**Objective**
Repeat every line of the listing below exactly, minus the pictures.

• • • • •

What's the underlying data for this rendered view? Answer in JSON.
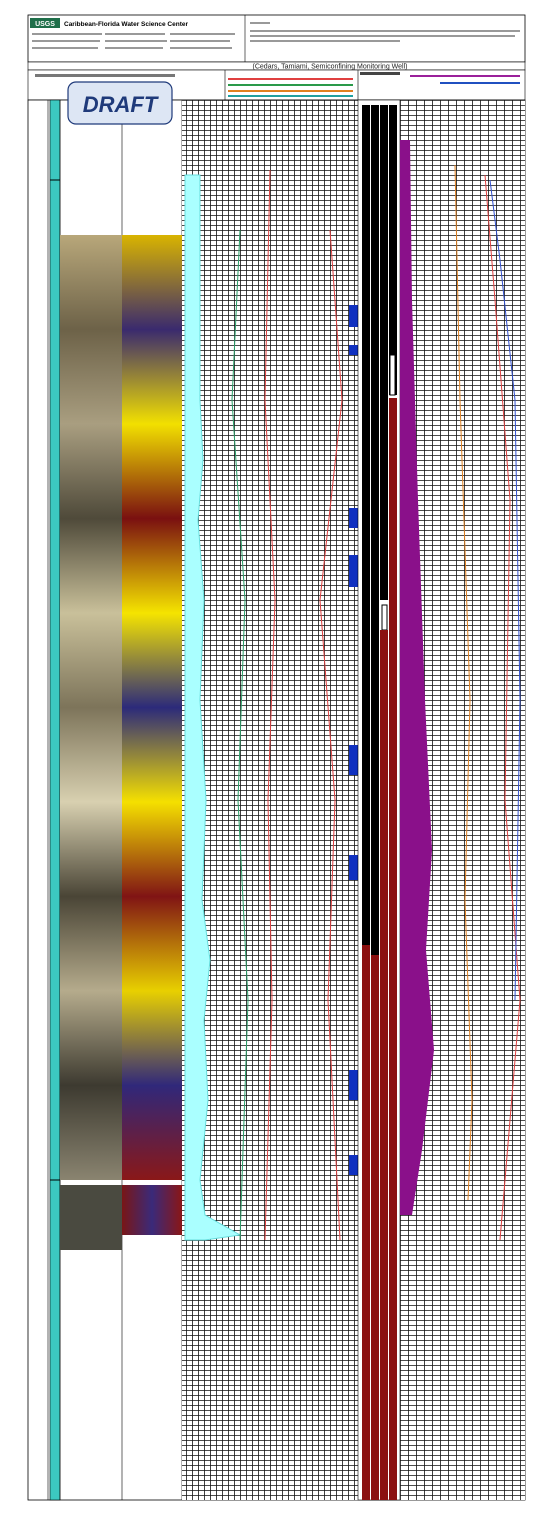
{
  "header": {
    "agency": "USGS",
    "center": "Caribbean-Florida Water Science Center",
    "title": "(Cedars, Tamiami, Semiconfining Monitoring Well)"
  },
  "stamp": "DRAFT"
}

• • • • •

**Exercise solution**
What's the underlying data for this rendered view? Answer in JSON.
{
  "header": {
    "agency": "USGS",
    "center": "Caribbean-Florida Water Science Center",
    "title": "(Cedars, Tamiami, Semiconfining Monitoring Well)"
  },
  "stamp": "DRAFT"
}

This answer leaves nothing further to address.